---------- DATASET EXTRACT

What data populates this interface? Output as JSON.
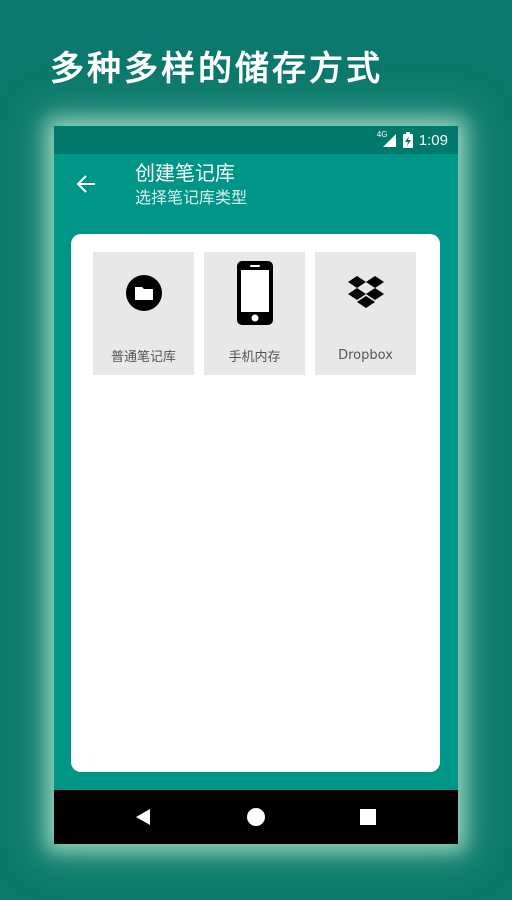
{
  "promo": {
    "title": "多种多样的储存方式"
  },
  "status_bar": {
    "network": "4G",
    "time": "1:09"
  },
  "app_bar": {
    "title": "创建笔记库",
    "subtitle": "选择笔记库类型",
    "back_icon": "arrow-left-icon"
  },
  "storage_options": [
    {
      "label": "普通笔记库",
      "icon": "folder-circle-icon"
    },
    {
      "label": "手机内存",
      "icon": "smartphone-icon"
    },
    {
      "label": "Dropbox",
      "icon": "dropbox-icon"
    }
  ],
  "nav_bar": {
    "back_icon": "triangle-back-icon",
    "home_icon": "circle-home-icon",
    "recents_icon": "square-recents-icon"
  },
  "colors": {
    "background": "#0a786c",
    "primary": "#009687",
    "primary_dark": "#00786b",
    "tile": "#e8e8e8",
    "nav": "#000000"
  }
}
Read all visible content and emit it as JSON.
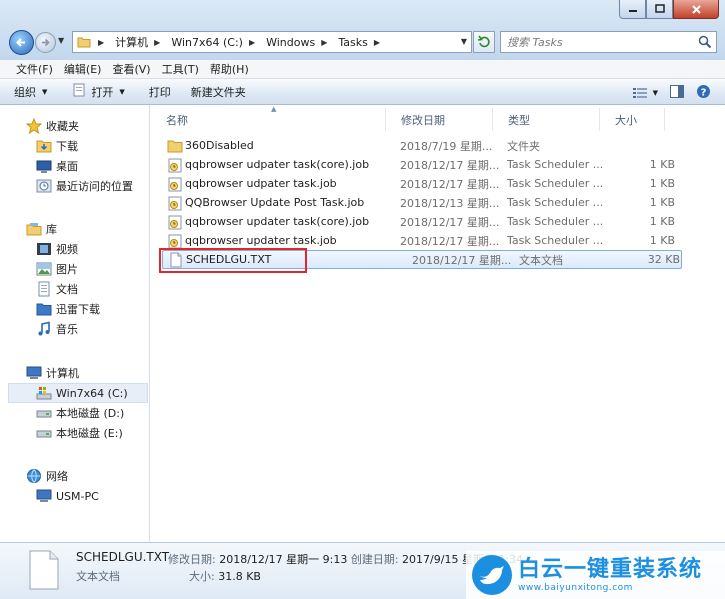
{
  "address": {
    "crumbs": [
      "计算机",
      "Win7x64 (C:)",
      "Windows",
      "Tasks"
    ]
  },
  "search": {
    "placeholder": "搜索 Tasks"
  },
  "menu": [
    "文件(F)",
    "编辑(E)",
    "查看(V)",
    "工具(T)",
    "帮助(H)"
  ],
  "commands": {
    "organize": "组织",
    "open": "打开",
    "print": "打印",
    "new_folder": "新建文件夹"
  },
  "nav": {
    "favorites": {
      "label": "收藏夹",
      "items": [
        "下载",
        "桌面",
        "最近访问的位置"
      ]
    },
    "libraries": {
      "label": "库",
      "items": [
        "视频",
        "图片",
        "文档",
        "迅雷下载",
        "音乐"
      ]
    },
    "computer": {
      "label": "计算机",
      "items": [
        "Win7x64 (C:)",
        "本地磁盘 (D:)",
        "本地磁盘 (E:)"
      ]
    },
    "network": {
      "label": "网络",
      "items": [
        "USM-PC"
      ]
    }
  },
  "columns": {
    "name": "名称",
    "date": "修改日期",
    "type": "类型",
    "size": "大小"
  },
  "files": [
    {
      "name": "360Disabled",
      "date": "2018/7/19 星期...",
      "type": "文件夹",
      "size": "",
      "icon": "folder-icon"
    },
    {
      "name": "qqbrowser udpater task(core).job",
      "date": "2018/12/17 星期...",
      "type": "Task Scheduler ...",
      "size": "1 KB",
      "icon": "task-job-icon"
    },
    {
      "name": "qqbrowser udpater task.job",
      "date": "2018/12/17 星期...",
      "type": "Task Scheduler ...",
      "size": "1 KB",
      "icon": "task-job-icon"
    },
    {
      "name": "QQBrowser Update Post Task.job",
      "date": "2018/12/13 星期...",
      "type": "Task Scheduler ...",
      "size": "1 KB",
      "icon": "task-job-icon"
    },
    {
      "name": "qqbrowser updater task(core).job",
      "date": "2018/12/17 星期...",
      "type": "Task Scheduler ...",
      "size": "1 KB",
      "icon": "task-job-icon"
    },
    {
      "name": "qqbrowser updater task.job",
      "date": "2018/12/17 星期...",
      "type": "Task Scheduler ...",
      "size": "1 KB",
      "icon": "task-job-icon"
    },
    {
      "name": "SCHEDLGU.TXT",
      "date": "2018/12/17 星期...",
      "type": "文本文档",
      "size": "32 KB",
      "icon": "text-file-icon",
      "selected": true
    }
  ],
  "details": {
    "name": "SCHEDLGU.TXT",
    "type": "文本文档",
    "modified_label": "修改日期:",
    "modified": "2018/12/17 星期一 9:13",
    "created_label": "创建日期:",
    "created": "2017/9/15 星期五 1:34",
    "size_label": "大小:",
    "size": "31.8 KB"
  },
  "watermark": {
    "title": "白云一键重装系统",
    "url": "www.baiyunxitong.com"
  },
  "colors": {
    "selection": "#dbeafc",
    "highlight": "#e2262b",
    "brand": "#1d8fe1"
  }
}
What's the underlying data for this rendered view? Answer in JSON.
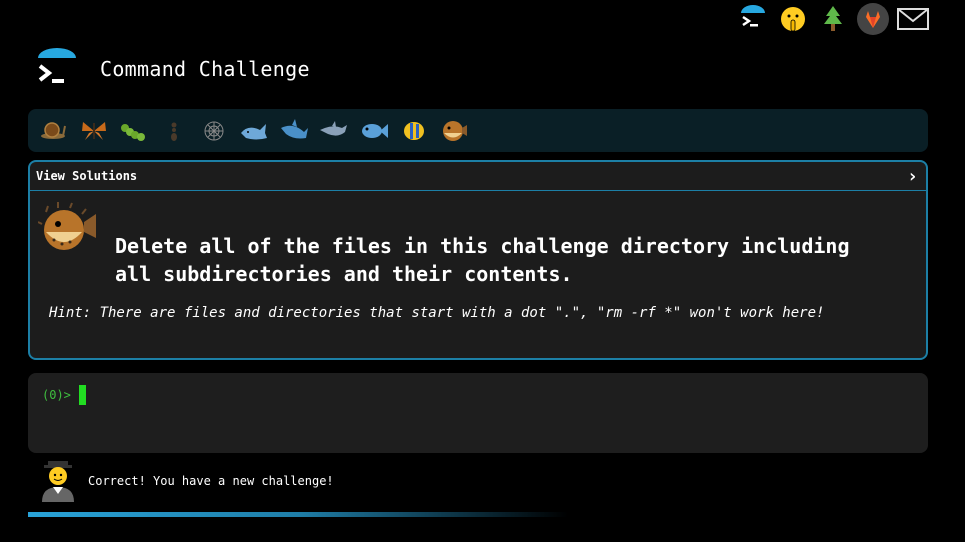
{
  "topbar": {
    "icons": [
      "terminal-umbrella-icon",
      "shushing-face-icon",
      "tree-icon",
      "gitlab-icon",
      "mail-icon"
    ]
  },
  "header": {
    "title": "Command Challenge"
  },
  "animals": [
    "snail-icon",
    "butterfly-icon",
    "caterpillar-icon",
    "ant-icon",
    "spider-web-icon",
    "whale-icon",
    "shark-icon",
    "dolphin-icon",
    "fish-icon",
    "tropical-fish-icon",
    "blowfish-icon"
  ],
  "panel": {
    "view_solutions": "View Solutions",
    "task_line1": "Delete all of the files in this challenge directory including",
    "task_line2": "all subdirectories and their contents.",
    "hint": "Hint: There are files and directories that start with a dot \".\", \"rm -rf *\" won't work here!"
  },
  "terminal": {
    "prompt": "(0)>"
  },
  "feedback": {
    "message": "Correct! You have a new challenge!"
  },
  "progress": {
    "fraction": 0.6
  },
  "colors": {
    "accent": "#1c7fa6",
    "prompt_green": "#3fbf3f",
    "cursor_green": "#22dd22",
    "panel_bg": "#1c1c1c",
    "bar_bg": "#0a1f26"
  }
}
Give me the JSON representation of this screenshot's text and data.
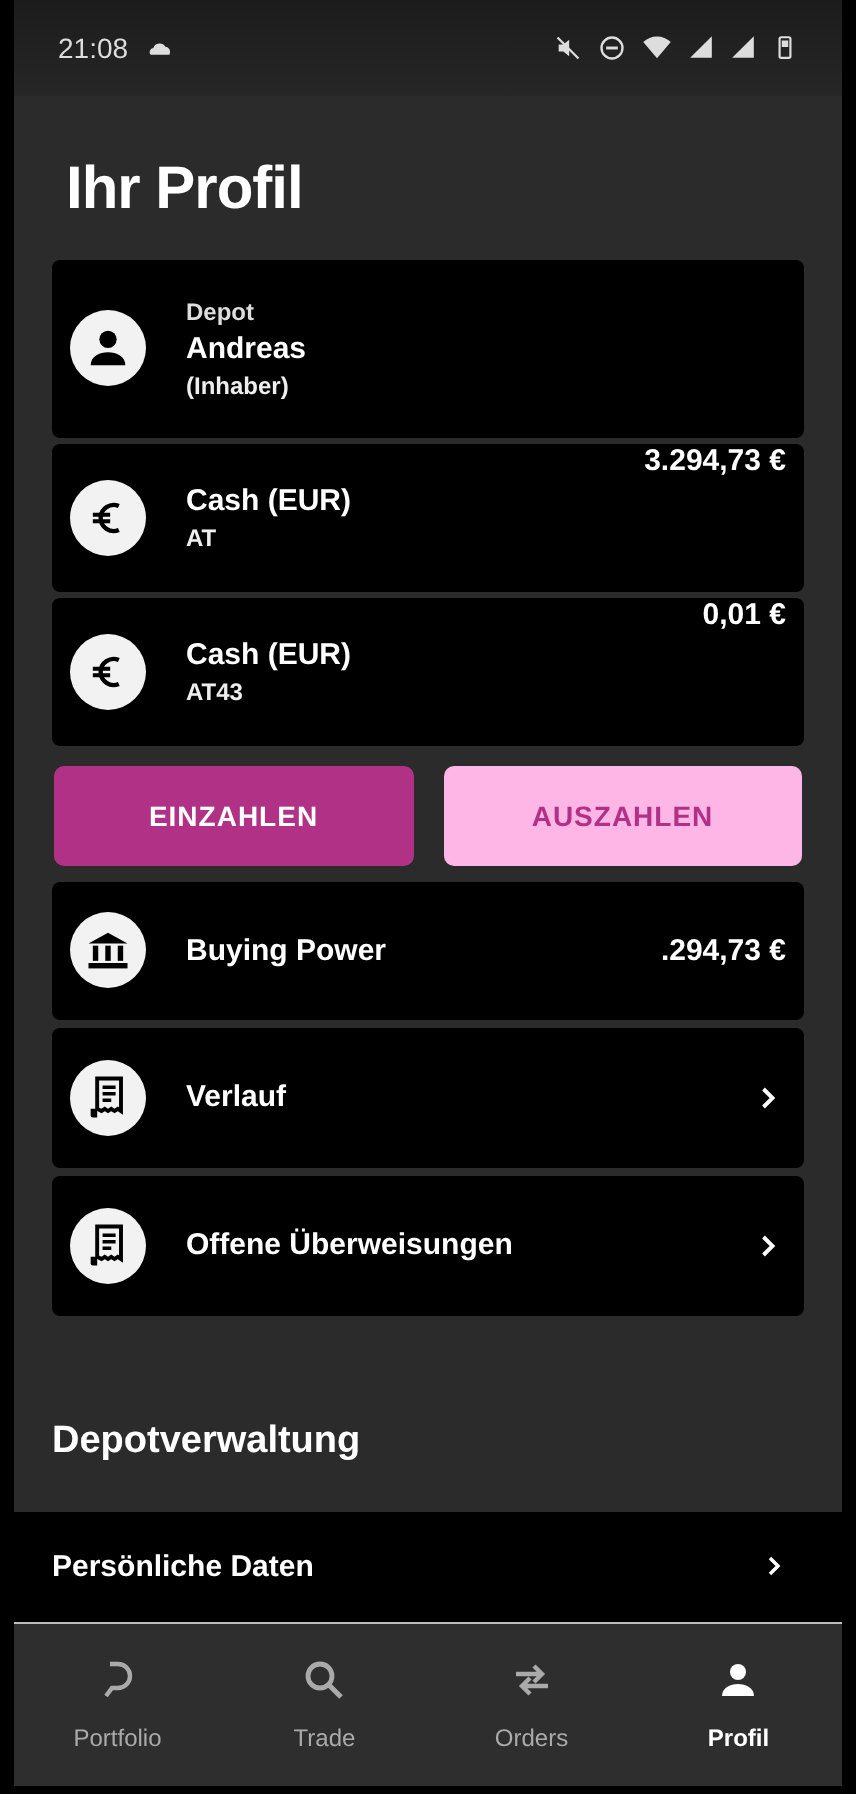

--------------------

» **TASK STATEMENT**:
The pictures in the entries should be left out; output everything else exactly.

» **IN RESPONSE**:
What data populates this interface? Output as JSON.
{
  "promo": {
    "title": "多种多样的储存方式"
  },
  "status_bar": {
    "network": "4G",
    "time": "1:09"
  },
  "app_bar": {
    "title": "创建笔记库",
    "subtitle": "选择笔记库类型",
    "back_icon": "arrow-left-icon"
  },
  "storage_options": [
    {
      "label": "普通笔记库",
      "icon": "folder-circle-icon"
    },
    {
      "label": "手机内存",
      "icon": "smartphone-icon"
    },
    {
      "label": "Dropbox",
      "icon": "dropbox-icon"
    }
  ],
  "nav_bar": {
    "back_icon": "triangle-back-icon",
    "home_icon": "circle-home-icon",
    "recents_icon": "square-recents-icon"
  },
  "colors": {
    "background": "#0a786c",
    "primary": "#009687",
    "primary_dark": "#00786b",
    "tile": "#e8e8e8",
    "nav": "#000000"
  }
}
Read all visible content and emit it as JSON.
{
  "address": {
    "crumbs": [
      "计算机",
      "Win7x64 (C:)",
      "Windows",
      "Tasks"
    ]
  },
  "search": {
    "placeholder": "搜索 Tasks"
  },
  "menu": [
    "文件(F)",
    "编辑(E)",
    "查看(V)",
    "工具(T)",
    "帮助(H)"
  ],
  "commands": {
    "organize": "组织",
    "open": "打开",
    "print": "打印",
    "new_folder": "新建文件夹"
  },
  "nav": {
    "favorites": {
      "label": "收藏夹",
      "items": [
        "下载",
        "桌面",
        "最近访问的位置"
      ]
    },
    "libraries": {
      "label": "库",
      "items": [
        "视频",
        "图片",
        "文档",
        "迅雷下载",
        "音乐"
      ]
    },
    "computer": {
      "label": "计算机",
      "items": [
        "Win7x64 (C:)",
        "本地磁盘 (D:)",
        "本地磁盘 (E:)"
      ]
    },
    "network": {
      "label": "网络",
      "items": [
        "USM-PC"
      ]
    }
  },
  "columns": {
    "name": "名称",
    "date": "修改日期",
    "type": "类型",
    "size": "大小"
  },
  "files": [
    {
      "name": "360Disabled",
      "date": "2018/7/19 星期...",
      "type": "文件夹",
      "size": "",
      "icon": "folder-icon"
    },
    {
      "name": "qqbrowser udpater task(core).job",
      "date": "2018/12/17 星期...",
      "type": "Task Scheduler ...",
      "size": "1 KB",
      "icon": "task-job-icon"
    },
    {
      "name": "qqbrowser udpater task.job",
      "date": "2018/12/17 星期...",
      "type": "Task Scheduler ...",
      "size": "1 KB",
      "icon": "task-job-icon"
    },
    {
      "name": "QQBrowser Update Post Task.job",
      "date": "2018/12/13 星期...",
      "type": "Task Scheduler ...",
      "size": "1 KB",
      "icon": "task-job-icon"
    },
    {
      "name": "qqbrowser updater task(core).job",
      "date": "2018/12/17 星期...",
      "type": "Task Scheduler ...",
      "size": "1 KB",
      "icon": "task-job-icon"
    },
    {
      "name": "qqbrowser updater task.job",
      "date": "2018/12/17 星期...",
      "type": "Task Scheduler ...",
      "size": "1 KB",
      "icon": "task-job-icon"
    },
    {
      "name": "SCHEDLGU.TXT",
      "date": "2018/12/17 星期...",
      "type": "文本文档",
      "size": "32 KB",
      "icon": "text-file-icon",
      "selected": true
    }
  ],
  "details": {
    "name": "SCHEDLGU.TXT",
    "type": "文本文档",
    "modified_label": "修改日期:",
    "modified": "2018/12/17 星期一 9:13",
    "created_label": "创建日期:",
    "created": "2017/9/15 星期五 1:34",
    "size_label": "大小:",
    "size": "31.8 KB"
  },
  "watermark": {
    "title": "白云一键重装系统",
    "url": "www.baiyunxitong.com"
  },
  "colors": {
    "selection": "#dbeafc",
    "highlight": "#e2262b",
    "brand": "#1d8fe1"
  }
}
What's the underlying data for this rendered view? Answer in JSON.
{
  "topbar": {
    "icons": [
      "terminal-umbrella-icon",
      "shushing-face-icon",
      "tree-icon",
      "gitlab-icon",
      "mail-icon"
    ]
  },
  "header": {
    "title": "Command Challenge"
  },
  "animals": [
    "snail-icon",
    "butterfly-icon",
    "caterpillar-icon",
    "ant-icon",
    "spider-web-icon",
    "whale-icon",
    "shark-icon",
    "dolphin-icon",
    "fish-icon",
    "tropical-fish-icon",
    "blowfish-icon"
  ],
  "panel": {
    "view_solutions": "View Solutions",
    "task_line1": "Delete all of the files in this challenge directory including",
    "task_line2": "all subdirectories and their contents.",
    "hint": "Hint: There are files and directories that start with a dot \".\", \"rm -rf *\" won't work here!"
  },
  "terminal": {
    "prompt": "(0)>"
  },
  "feedback": {
    "message": "Correct! You have a new challenge!"
  },
  "progress": {
    "fraction": 0.6
  },
  "colors": {
    "accent": "#1c7fa6",
    "prompt_green": "#3fbf3f",
    "cursor_green": "#22dd22",
    "panel_bg": "#1c1c1c",
    "bar_bg": "#0a1f26"
  }
}
Give me the JSON representation of this screenshot's text and data.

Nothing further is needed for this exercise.